What you will do: Quote all lines below exactly. Images stay out.

:: Data shown

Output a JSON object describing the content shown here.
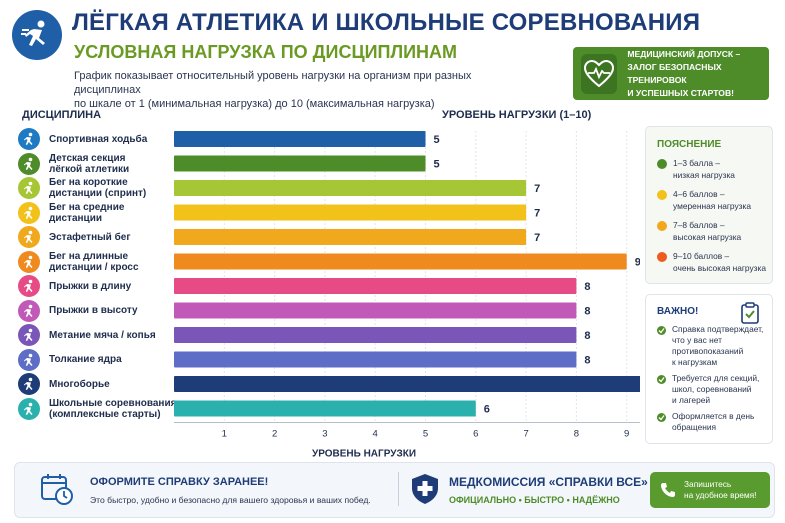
{
  "header": {
    "title": "ЛЁГКАЯ АТЛЕТИКА И ШКОЛЬНЫЕ СОРЕВНОВАНИЯ",
    "subtitle": "УСЛОВНАЯ НАГРУЗКА ПО ДИСЦИПЛИНАМ",
    "description_line1": "График показывает относительный уровень нагрузки на организм при разных дисциплинах",
    "description_line2": "по шкале от 1 (минимальная нагрузка) до 10 (максимальная нагрузка)",
    "logo_icon": "runner-icon"
  },
  "med_badge": {
    "line1": "МЕДИЦИНСКИЙ ДОПУСК –",
    "line2": "ЗАЛОГ БЕЗОПАСНЫХ ТРЕНИРОВОК",
    "line3": "И УСПЕШНЫХ СТАРТОВ!",
    "icon": "heart-pulse-icon"
  },
  "columns": {
    "discipline": "ДИСЦИПЛИНА",
    "load": "УРОВЕНЬ НАГРУЗКИ (1–10)"
  },
  "chart_data": {
    "type": "bar",
    "orientation": "horizontal",
    "xlabel": "УРОВЕНЬ НАГРУЗКИ",
    "xlim": [
      0,
      10
    ],
    "xticks": [
      1,
      2,
      3,
      4,
      5,
      6,
      7,
      8,
      9,
      10
    ],
    "categories": [
      {
        "line1": "Спортивная ходьба",
        "line2": ""
      },
      {
        "line1": "Детская секция",
        "line2": "лёгкой атлетики"
      },
      {
        "line1": "Бег на короткие",
        "line2": "дистанции (спринт)"
      },
      {
        "line1": "Бег на средние",
        "line2": "дистанции"
      },
      {
        "line1": "Эстафетный бег",
        "line2": ""
      },
      {
        "line1": "Бег на длинные",
        "line2": "дистанции / кросс"
      },
      {
        "line1": "Прыжки в длину",
        "line2": ""
      },
      {
        "line1": "Прыжки в высоту",
        "line2": ""
      },
      {
        "line1": "Метание мяча / копья",
        "line2": ""
      },
      {
        "line1": "Толкание ядра",
        "line2": ""
      },
      {
        "line1": "Многоборье",
        "line2": ""
      },
      {
        "line1": "Школьные соревнования",
        "line2": "(комплексные старты)"
      }
    ],
    "values": [
      5,
      5,
      7,
      7,
      7,
      9,
      8,
      8,
      8,
      8,
      10,
      6
    ],
    "bar_colors": [
      "#1f5fa8",
      "#4e8c2a",
      "#a6c635",
      "#f2c11a",
      "#f0a81d",
      "#ef8a1e",
      "#e74b86",
      "#c159b8",
      "#7a56b8",
      "#5e6ec6",
      "#1e3c78",
      "#2bb1ad"
    ],
    "icon_colors": [
      "#1f7ac4",
      "#4e8c2a",
      "#a6c635",
      "#f2c11a",
      "#f0a81d",
      "#ef8a1e",
      "#e74b86",
      "#c159b8",
      "#7a56b8",
      "#5e6ec6",
      "#1e3c78",
      "#2bb1ad"
    ],
    "grid": true
  },
  "legend": {
    "title": "ПОЯСНЕНИЕ",
    "items": [
      {
        "line1": "1–3 балла –",
        "line2": "низкая нагрузка",
        "color": "#4e8c2a"
      },
      {
        "line1": "4–6 баллов –",
        "line2": "умеренная нагрузка",
        "color": "#f2c11a"
      },
      {
        "line1": "7–8 баллов –",
        "line2": "высокая нагрузка",
        "color": "#f0a81d"
      },
      {
        "line1": "9–10 баллов –",
        "line2": "очень высокая нагрузка",
        "color": "#ef5a1e"
      }
    ]
  },
  "important": {
    "title": "ВАЖНО!",
    "icon": "clipboard-check-icon",
    "items": [
      {
        "l1": "Справка подтверждает,",
        "l2": "что у вас нет",
        "l3": "противопоказаний",
        "l4": "к нагрузкам"
      },
      {
        "l1": "Требуется для секций,",
        "l2": "школ, соревнований",
        "l3": "и лагерей",
        "l4": ""
      },
      {
        "l1": "Оформляется в день",
        "l2": "обращения",
        "l3": "",
        "l4": ""
      }
    ]
  },
  "footer": {
    "cta_title": "ОФОРМИТЕ СПРАВКУ ЗАРАНЕЕ!",
    "cta_text": "Это быстро, удобно и безопасно для вашего здоровья и ваших побед.",
    "brand_title": "МЕДКОМИССИЯ «СПРАВКИ ВСЕ»",
    "brand_tag": "ОФИЦИАЛЬНО • БЫСТРО • НАДЁЖНО",
    "button_line1": "Запишитесь",
    "button_line2": "на удобное время!"
  }
}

::::

Result of this exercise:
Output a JSON object describing the content shown here.
{
  "header": {
    "title": "ЛЁГКАЯ АТЛЕТИКА И ШКОЛЬНЫЕ СОРЕВНОВАНИЯ",
    "subtitle": "УСЛОВНАЯ НАГРУЗКА ПО ДИСЦИПЛИНАМ",
    "description_line1": "График показывает относительный уровень нагрузки на организм при разных дисциплинах",
    "description_line2": "по шкале от 1 (минимальная нагрузка) до 10 (максимальная нагрузка)",
    "logo_icon": "runner-icon"
  },
  "med_badge": {
    "line1": "МЕДИЦИНСКИЙ ДОПУСК –",
    "line2": "ЗАЛОГ БЕЗОПАСНЫХ ТРЕНИРОВОК",
    "line3": "И УСПЕШНЫХ СТАРТОВ!",
    "icon": "heart-pulse-icon"
  },
  "columns": {
    "discipline": "ДИСЦИПЛИНА",
    "load": "УРОВЕНЬ НАГРУЗКИ (1–10)"
  },
  "chart_data": {
    "type": "bar",
    "orientation": "horizontal",
    "xlabel": "УРОВЕНЬ НАГРУЗКИ",
    "xlim": [
      0,
      10
    ],
    "xticks": [
      1,
      2,
      3,
      4,
      5,
      6,
      7,
      8,
      9,
      10
    ],
    "categories": [
      {
        "line1": "Спортивная ходьба",
        "line2": ""
      },
      {
        "line1": "Детская секция",
        "line2": "лёгкой атлетики"
      },
      {
        "line1": "Бег на короткие",
        "line2": "дистанции (спринт)"
      },
      {
        "line1": "Бег на средние",
        "line2": "дистанции"
      },
      {
        "line1": "Эстафетный бег",
        "line2": ""
      },
      {
        "line1": "Бег на длинные",
        "line2": "дистанции / кросс"
      },
      {
        "line1": "Прыжки в длину",
        "line2": ""
      },
      {
        "line1": "Прыжки в высоту",
        "line2": ""
      },
      {
        "line1": "Метание мяча / копья",
        "line2": ""
      },
      {
        "line1": "Толкание ядра",
        "line2": ""
      },
      {
        "line1": "Многоборье",
        "line2": ""
      },
      {
        "line1": "Школьные соревнования",
        "line2": "(комплексные старты)"
      }
    ],
    "values": [
      5,
      5,
      7,
      7,
      7,
      9,
      8,
      8,
      8,
      8,
      10,
      6
    ],
    "bar_colors": [
      "#1f5fa8",
      "#4e8c2a",
      "#a6c635",
      "#f2c11a",
      "#f0a81d",
      "#ef8a1e",
      "#e74b86",
      "#c159b8",
      "#7a56b8",
      "#5e6ec6",
      "#1e3c78",
      "#2bb1ad"
    ],
    "icon_colors": [
      "#1f7ac4",
      "#4e8c2a",
      "#a6c635",
      "#f2c11a",
      "#f0a81d",
      "#ef8a1e",
      "#e74b86",
      "#c159b8",
      "#7a56b8",
      "#5e6ec6",
      "#1e3c78",
      "#2bb1ad"
    ],
    "grid": true
  },
  "legend": {
    "title": "ПОЯСНЕНИЕ",
    "items": [
      {
        "line1": "1–3 балла –",
        "line2": "низкая нагрузка",
        "color": "#4e8c2a"
      },
      {
        "line1": "4–6 баллов –",
        "line2": "умеренная нагрузка",
        "color": "#f2c11a"
      },
      {
        "line1": "7–8 баллов –",
        "line2": "высокая нагрузка",
        "color": "#f0a81d"
      },
      {
        "line1": "9–10 баллов –",
        "line2": "очень высокая нагрузка",
        "color": "#ef5a1e"
      }
    ]
  },
  "important": {
    "title": "ВАЖНО!",
    "icon": "clipboard-check-icon",
    "items": [
      {
        "l1": "Справка подтверждает,",
        "l2": "что у вас нет",
        "l3": "противопоказаний",
        "l4": "к нагрузкам"
      },
      {
        "l1": "Требуется для секций,",
        "l2": "школ, соревнований",
        "l3": "и лагерей",
        "l4": ""
      },
      {
        "l1": "Оформляется в день",
        "l2": "обращения",
        "l3": "",
        "l4": ""
      }
    ]
  },
  "footer": {
    "cta_title": "ОФОРМИТЕ СПРАВКУ ЗАРАНЕЕ!",
    "cta_text": "Это быстро, удобно и безопасно для вашего здоровья и ваших побед.",
    "brand_title": "МЕДКОМИССИЯ «СПРАВКИ ВСЕ»",
    "brand_tag": "ОФИЦИАЛЬНО • БЫСТРО • НАДЁЖНО",
    "button_line1": "Запишитесь",
    "button_line2": "на удобное время!"
  }
}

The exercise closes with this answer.